### [PROMPT]
Find the lines containing the word "text" and copy every one of them.

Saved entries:
** BEGIN **

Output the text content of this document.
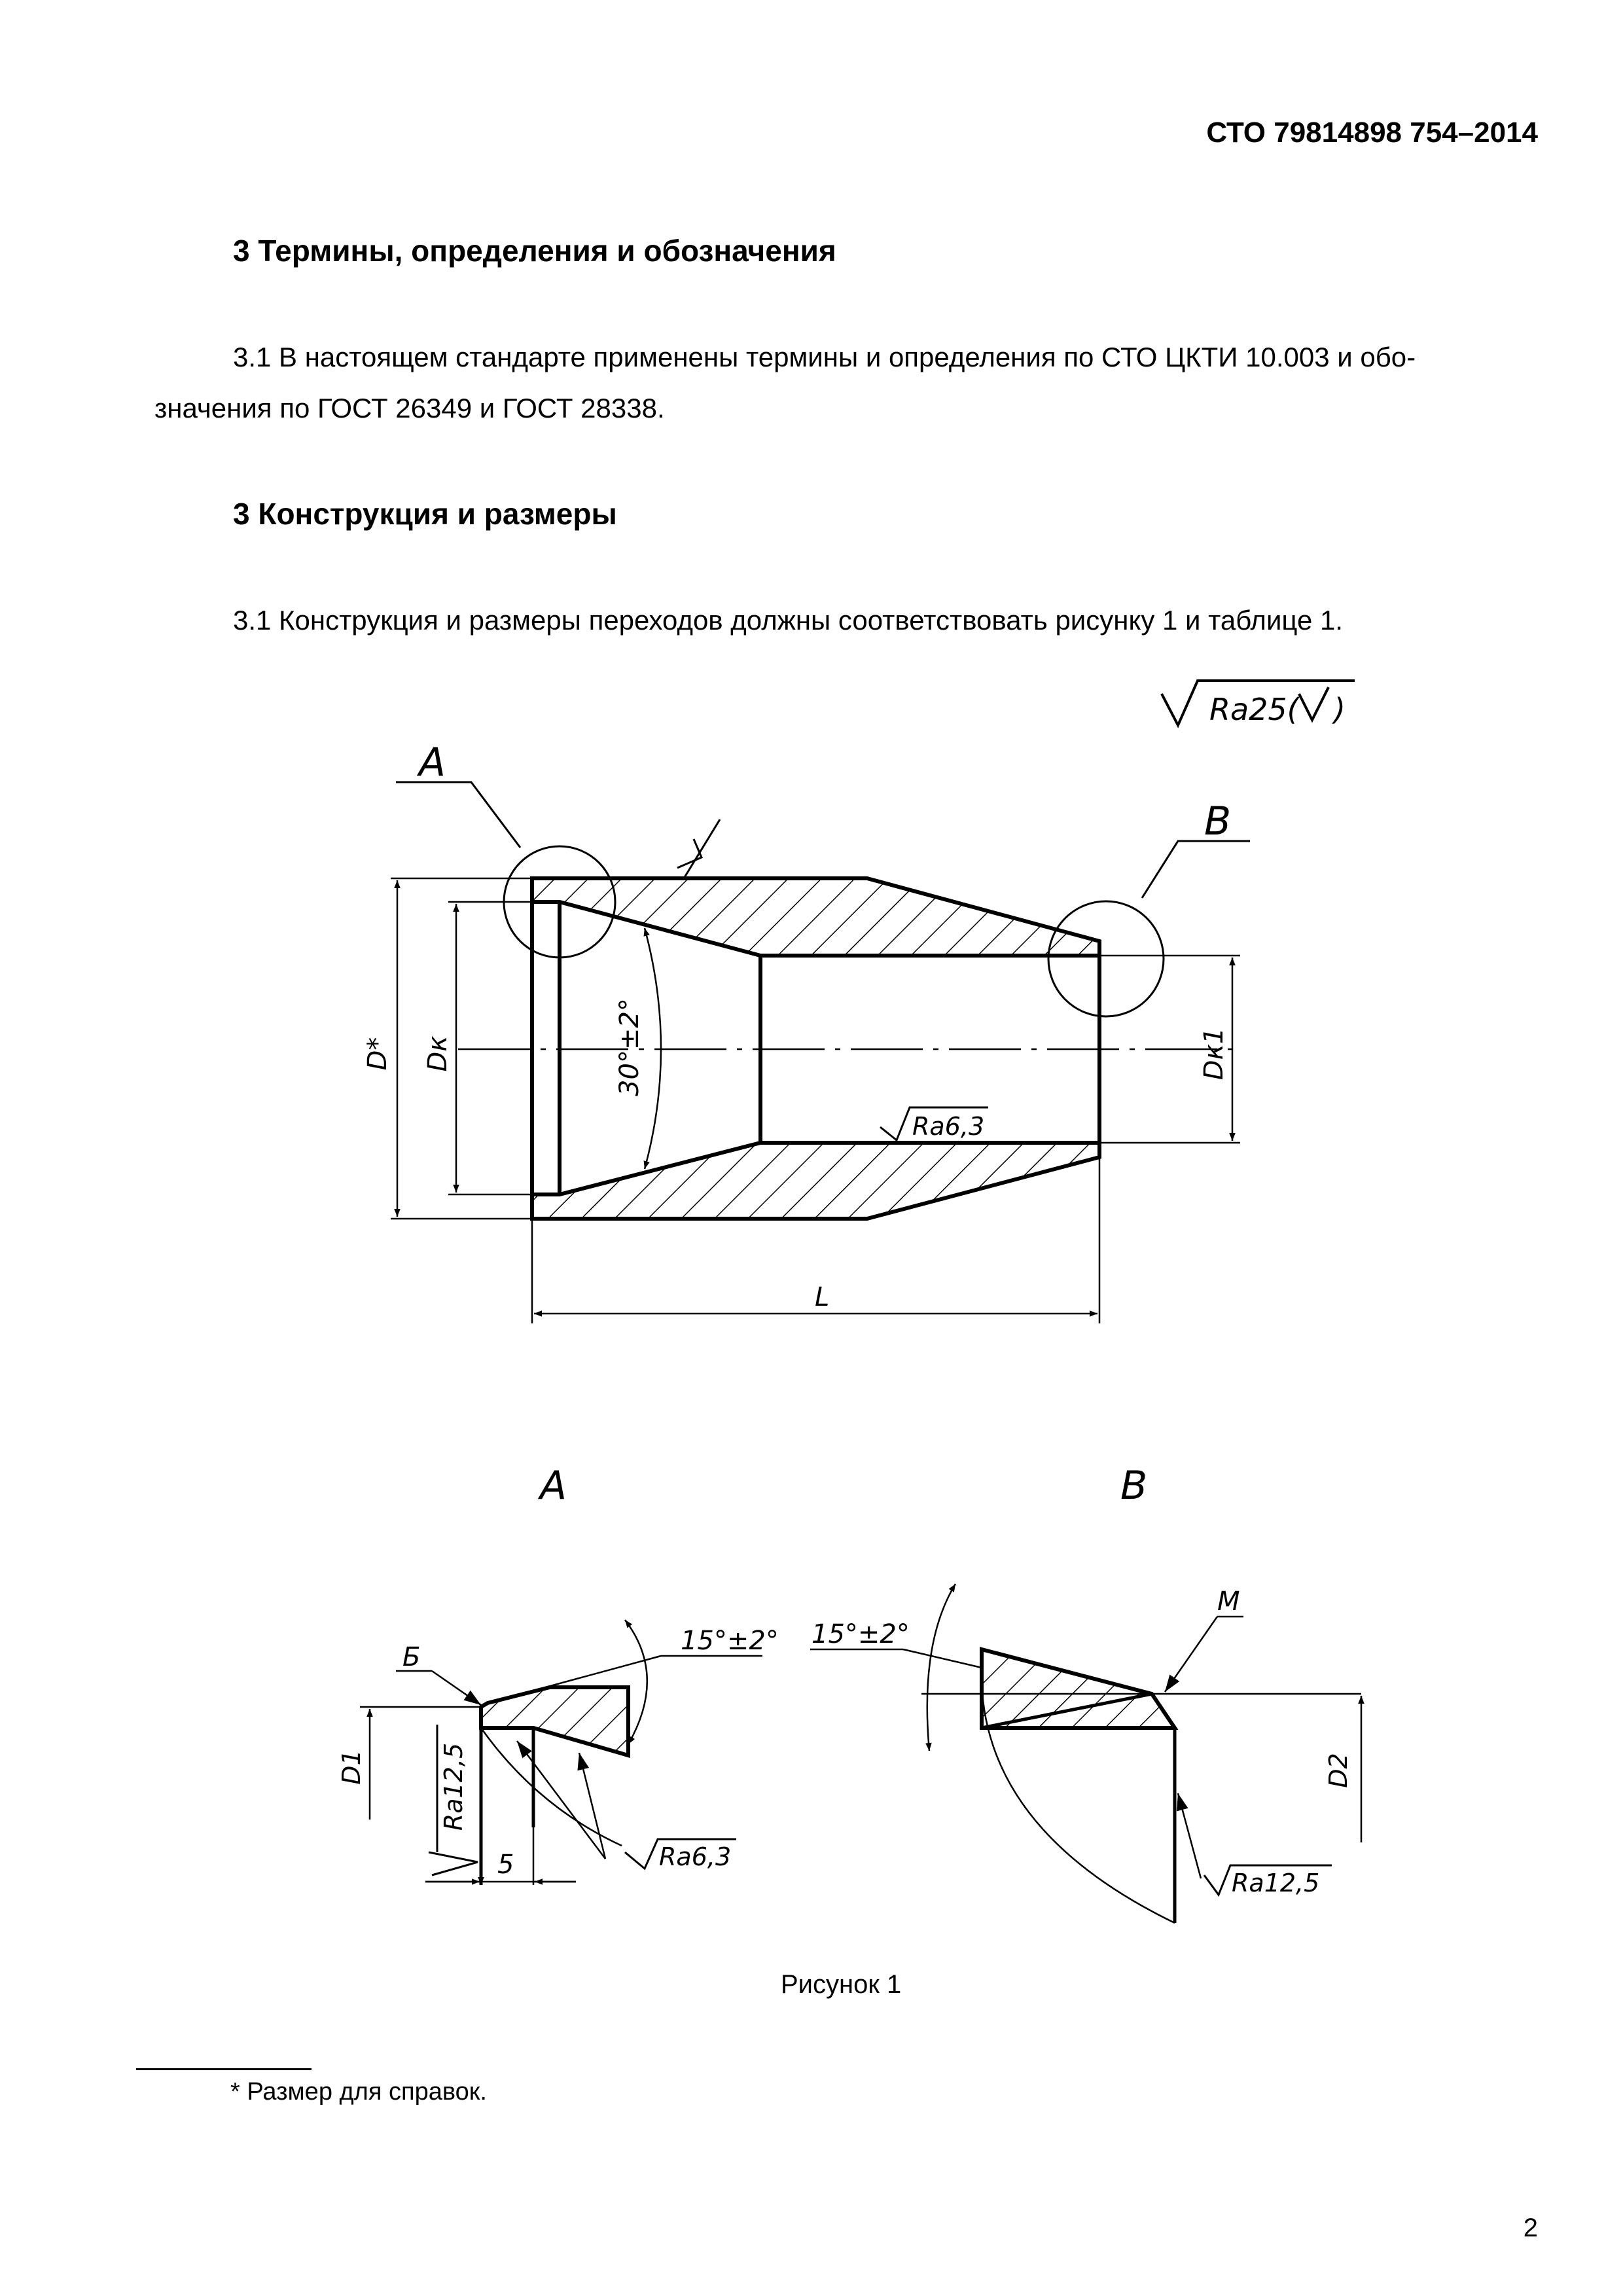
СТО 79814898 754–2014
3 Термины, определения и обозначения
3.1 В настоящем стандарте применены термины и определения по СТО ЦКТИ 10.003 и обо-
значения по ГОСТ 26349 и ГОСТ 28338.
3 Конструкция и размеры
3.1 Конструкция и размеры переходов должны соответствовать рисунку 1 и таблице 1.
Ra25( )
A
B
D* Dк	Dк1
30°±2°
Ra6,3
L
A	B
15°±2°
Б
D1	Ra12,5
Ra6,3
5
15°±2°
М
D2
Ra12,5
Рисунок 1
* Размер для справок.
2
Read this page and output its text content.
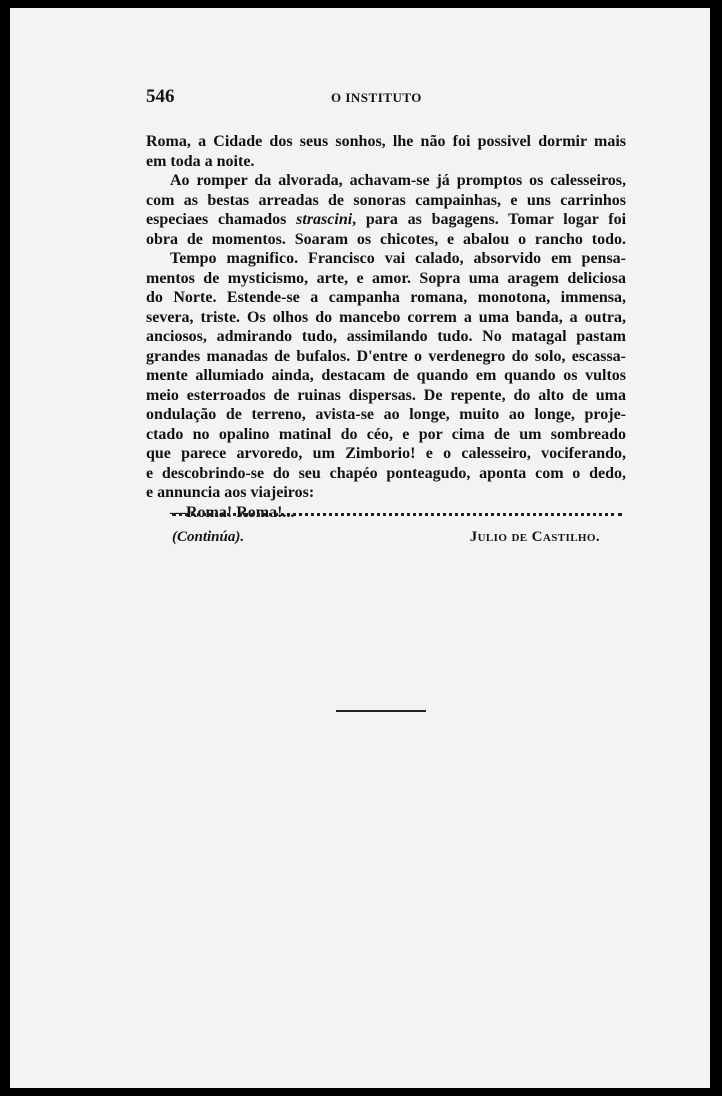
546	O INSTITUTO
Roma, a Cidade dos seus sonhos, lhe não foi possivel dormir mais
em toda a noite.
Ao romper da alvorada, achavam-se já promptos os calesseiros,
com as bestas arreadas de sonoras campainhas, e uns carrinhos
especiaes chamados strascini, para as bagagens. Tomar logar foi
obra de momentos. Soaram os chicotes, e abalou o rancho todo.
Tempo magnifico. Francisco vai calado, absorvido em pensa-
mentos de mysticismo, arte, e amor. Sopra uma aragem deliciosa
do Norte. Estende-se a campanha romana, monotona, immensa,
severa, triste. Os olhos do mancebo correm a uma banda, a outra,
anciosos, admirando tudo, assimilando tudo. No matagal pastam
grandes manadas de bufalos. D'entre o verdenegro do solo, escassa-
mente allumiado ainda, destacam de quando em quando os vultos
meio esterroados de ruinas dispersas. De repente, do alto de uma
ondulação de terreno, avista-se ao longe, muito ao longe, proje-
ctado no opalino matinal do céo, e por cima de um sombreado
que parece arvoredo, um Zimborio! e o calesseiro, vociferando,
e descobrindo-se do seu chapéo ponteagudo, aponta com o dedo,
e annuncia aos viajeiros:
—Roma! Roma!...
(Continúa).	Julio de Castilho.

** END **

### [COMPLETE ANSWER]
Output the text content of this document.
Read this page and output its text content.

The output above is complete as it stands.